▶ **WHAT IS ASKED**: In the lines below, find how many contain the word "failu" and report that figure alone.

:: PROVIDED RECORDS ::

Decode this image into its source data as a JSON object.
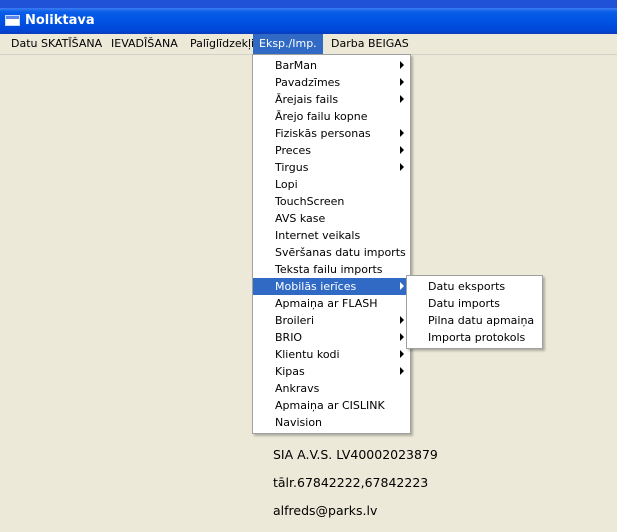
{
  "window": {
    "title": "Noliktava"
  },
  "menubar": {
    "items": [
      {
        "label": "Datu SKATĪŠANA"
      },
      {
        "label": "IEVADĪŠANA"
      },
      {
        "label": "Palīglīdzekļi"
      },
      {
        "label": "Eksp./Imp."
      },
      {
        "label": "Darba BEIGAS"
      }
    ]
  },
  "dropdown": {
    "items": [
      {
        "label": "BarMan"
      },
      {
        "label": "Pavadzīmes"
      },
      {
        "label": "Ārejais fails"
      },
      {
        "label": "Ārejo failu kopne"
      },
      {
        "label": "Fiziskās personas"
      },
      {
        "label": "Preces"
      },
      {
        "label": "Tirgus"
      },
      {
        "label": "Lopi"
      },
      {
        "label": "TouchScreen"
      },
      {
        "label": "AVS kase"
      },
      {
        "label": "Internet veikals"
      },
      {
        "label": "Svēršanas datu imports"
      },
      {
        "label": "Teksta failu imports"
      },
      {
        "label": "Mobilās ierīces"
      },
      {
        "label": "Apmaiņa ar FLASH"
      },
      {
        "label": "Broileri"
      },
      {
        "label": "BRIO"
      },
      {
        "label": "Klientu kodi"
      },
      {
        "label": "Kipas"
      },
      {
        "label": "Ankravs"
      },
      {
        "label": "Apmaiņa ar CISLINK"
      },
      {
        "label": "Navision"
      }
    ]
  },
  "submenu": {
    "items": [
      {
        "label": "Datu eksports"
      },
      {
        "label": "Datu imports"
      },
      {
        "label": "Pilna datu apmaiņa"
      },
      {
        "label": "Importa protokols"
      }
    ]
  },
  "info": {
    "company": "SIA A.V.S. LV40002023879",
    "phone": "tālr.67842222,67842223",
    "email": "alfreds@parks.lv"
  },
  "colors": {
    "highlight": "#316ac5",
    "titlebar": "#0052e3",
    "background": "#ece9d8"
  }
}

:::

▶ **EXPECTED ANSWER**: 2